**Source document**
+ + +

Meir told him this, I told him this, you told him this but for an unexplainable reason, Bernhard clings to his $$u'$$

Homework Helper
Gold Member
Mathematically, I didn't see anything wrong or inconsistent with p=g(V)p'(1+V/u'). Of course, while you can't SET u'=0 in the expression, you can take the limit of the whole expression as u' --> 0. That is what "would have to be explained".

For me, it's always helpful to think geometrically.
In terms of rapidities, the equations translate to
(1) p=gp'(1+V/u')
$$p=\cosh\theta p' (1 + \frac{c \tanh\theta}{c\tanh \phi'})$$
(2) E=gE'(1+Vu'/c^2)
$$E=\cosh\theta E' (1 + \frac{c\tanh\theta\ c\tanh \phi'}{c^2})$$
which don't look very recognizable [in terms of an analogy to Euclidean geometry] like (upon minor rearrangement)
$$E=\cosh\theta E' + \sinh\theta(cp')$$
$$p=\sinh\theta(E'/c) + \cosh\theta p'$$
which, of course, follows Minkowski's viewpoint and interpretation as a spacetime geometry. I would think that composing boosts would be rather tedious in the proposed equations (1)-(2).

The " setting of u' = c " corresponds to the " setting of [itex]\tanh\phi' = 1[/tex] ".

The " setting of u' = 0 " corresponds to the " setting of [itex]\tanh\phi' = 0[/tex] ", which has a problem in (1) which needs to be addressed by taking a limit involving p'/u' .

Here are some thoughts on the tardyon to photon "limit".
• For a timelike 4-momentum-vector (representing a tardyon, a massive particle) (E/c) > |p|.
For a lightlike 4-momentum-vector (representing a photon, a massless particle) (E/c) = |p|.
• There is no finite set of boosts that will make a tardyon into a photon.

+ + +

**Provided information**
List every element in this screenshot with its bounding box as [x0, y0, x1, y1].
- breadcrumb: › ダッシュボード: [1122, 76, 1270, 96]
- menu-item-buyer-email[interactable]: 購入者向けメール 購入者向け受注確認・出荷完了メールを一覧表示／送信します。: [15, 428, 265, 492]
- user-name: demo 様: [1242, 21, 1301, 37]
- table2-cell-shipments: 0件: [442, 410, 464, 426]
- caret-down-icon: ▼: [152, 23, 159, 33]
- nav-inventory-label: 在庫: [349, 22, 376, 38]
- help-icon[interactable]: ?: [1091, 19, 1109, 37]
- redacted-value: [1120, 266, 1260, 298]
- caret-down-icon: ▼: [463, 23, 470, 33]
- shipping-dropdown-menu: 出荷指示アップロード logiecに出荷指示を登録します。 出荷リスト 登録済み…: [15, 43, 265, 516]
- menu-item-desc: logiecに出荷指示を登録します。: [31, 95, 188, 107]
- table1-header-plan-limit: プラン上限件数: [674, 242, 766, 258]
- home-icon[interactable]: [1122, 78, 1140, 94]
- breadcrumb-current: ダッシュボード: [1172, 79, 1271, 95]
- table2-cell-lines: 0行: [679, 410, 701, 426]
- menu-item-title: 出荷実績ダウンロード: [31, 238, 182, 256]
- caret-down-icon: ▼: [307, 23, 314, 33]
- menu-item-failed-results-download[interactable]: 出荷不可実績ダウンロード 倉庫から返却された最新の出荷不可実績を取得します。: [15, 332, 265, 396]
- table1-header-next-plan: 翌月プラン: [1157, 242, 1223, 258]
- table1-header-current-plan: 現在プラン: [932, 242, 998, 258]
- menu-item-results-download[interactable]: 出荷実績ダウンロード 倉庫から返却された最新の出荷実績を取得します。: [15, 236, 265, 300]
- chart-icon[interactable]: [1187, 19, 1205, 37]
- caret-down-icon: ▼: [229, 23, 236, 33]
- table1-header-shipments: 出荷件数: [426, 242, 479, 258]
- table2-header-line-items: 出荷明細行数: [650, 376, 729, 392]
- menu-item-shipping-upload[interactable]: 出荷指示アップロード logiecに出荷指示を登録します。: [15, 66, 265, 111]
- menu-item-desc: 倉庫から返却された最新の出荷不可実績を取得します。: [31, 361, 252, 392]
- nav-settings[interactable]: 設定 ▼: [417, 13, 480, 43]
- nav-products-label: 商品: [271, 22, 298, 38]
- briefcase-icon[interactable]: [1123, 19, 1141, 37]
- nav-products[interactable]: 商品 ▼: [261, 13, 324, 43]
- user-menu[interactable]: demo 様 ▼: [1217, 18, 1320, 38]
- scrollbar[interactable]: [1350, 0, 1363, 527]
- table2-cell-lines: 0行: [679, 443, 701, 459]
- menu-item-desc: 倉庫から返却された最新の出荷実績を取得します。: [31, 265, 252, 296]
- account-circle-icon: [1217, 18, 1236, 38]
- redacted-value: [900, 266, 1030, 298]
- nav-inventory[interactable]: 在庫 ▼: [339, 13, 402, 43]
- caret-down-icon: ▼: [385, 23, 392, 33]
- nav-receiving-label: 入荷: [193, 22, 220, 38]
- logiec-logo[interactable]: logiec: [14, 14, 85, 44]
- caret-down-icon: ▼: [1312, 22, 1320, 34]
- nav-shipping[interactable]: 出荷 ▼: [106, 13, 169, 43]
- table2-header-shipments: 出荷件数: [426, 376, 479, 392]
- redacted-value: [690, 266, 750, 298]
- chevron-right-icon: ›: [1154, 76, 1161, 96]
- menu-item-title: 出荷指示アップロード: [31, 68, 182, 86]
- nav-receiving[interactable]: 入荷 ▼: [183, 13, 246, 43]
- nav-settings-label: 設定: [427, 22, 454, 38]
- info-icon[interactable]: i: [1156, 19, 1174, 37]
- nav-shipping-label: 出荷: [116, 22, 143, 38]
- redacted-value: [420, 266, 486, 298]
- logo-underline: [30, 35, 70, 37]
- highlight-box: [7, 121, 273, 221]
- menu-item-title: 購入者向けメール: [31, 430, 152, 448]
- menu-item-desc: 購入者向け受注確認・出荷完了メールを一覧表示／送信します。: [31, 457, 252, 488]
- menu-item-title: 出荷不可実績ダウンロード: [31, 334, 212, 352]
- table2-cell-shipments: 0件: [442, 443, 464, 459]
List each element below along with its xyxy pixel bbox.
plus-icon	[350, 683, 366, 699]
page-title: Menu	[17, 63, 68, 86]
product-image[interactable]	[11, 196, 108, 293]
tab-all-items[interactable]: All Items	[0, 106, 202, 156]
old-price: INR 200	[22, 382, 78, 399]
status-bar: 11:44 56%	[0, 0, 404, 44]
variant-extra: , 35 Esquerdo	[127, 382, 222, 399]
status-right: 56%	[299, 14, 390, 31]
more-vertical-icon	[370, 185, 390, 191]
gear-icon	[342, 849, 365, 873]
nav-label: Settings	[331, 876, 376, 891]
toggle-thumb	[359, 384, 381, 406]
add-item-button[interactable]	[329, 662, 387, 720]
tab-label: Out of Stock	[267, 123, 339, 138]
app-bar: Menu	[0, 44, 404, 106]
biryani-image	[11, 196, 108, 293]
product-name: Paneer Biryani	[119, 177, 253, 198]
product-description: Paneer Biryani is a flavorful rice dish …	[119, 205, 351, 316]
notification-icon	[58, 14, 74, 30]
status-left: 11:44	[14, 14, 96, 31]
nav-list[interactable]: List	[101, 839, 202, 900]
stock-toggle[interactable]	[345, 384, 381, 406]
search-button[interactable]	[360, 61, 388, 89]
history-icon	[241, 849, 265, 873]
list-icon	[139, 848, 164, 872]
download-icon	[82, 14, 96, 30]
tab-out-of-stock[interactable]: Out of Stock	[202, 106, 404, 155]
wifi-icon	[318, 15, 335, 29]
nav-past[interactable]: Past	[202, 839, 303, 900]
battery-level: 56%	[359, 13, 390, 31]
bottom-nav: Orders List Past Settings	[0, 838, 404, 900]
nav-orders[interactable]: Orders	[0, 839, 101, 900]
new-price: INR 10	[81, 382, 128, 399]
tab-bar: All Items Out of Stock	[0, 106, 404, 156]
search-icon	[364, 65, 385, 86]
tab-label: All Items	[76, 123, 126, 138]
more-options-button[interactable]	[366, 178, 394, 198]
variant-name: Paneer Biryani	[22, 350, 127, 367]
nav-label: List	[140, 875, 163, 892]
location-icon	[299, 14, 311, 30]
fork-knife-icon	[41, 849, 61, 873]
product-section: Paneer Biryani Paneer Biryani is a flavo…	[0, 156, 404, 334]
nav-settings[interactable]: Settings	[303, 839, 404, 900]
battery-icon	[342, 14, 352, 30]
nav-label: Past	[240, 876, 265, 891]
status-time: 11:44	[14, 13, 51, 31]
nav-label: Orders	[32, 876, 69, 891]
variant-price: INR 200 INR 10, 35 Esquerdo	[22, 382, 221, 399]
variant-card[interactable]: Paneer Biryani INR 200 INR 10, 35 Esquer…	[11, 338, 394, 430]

+ + +

**What you will do**
From the relativity forum post, reproduce the passage word for word, starting at "Here are some" and ending at "into a photon.".

**Written response**
Here are some thoughts on the tardyon to photon "limit".
• For a timelike 4-momentum-vector (representing a tardyon, a massive particle) (E/c) > |p|.
For a lightlike 4-momentum-vector (representing a photon, a massless particle) (E/c) = |p|.
• There is no finite set of boosts that will make a tardyon into a photon.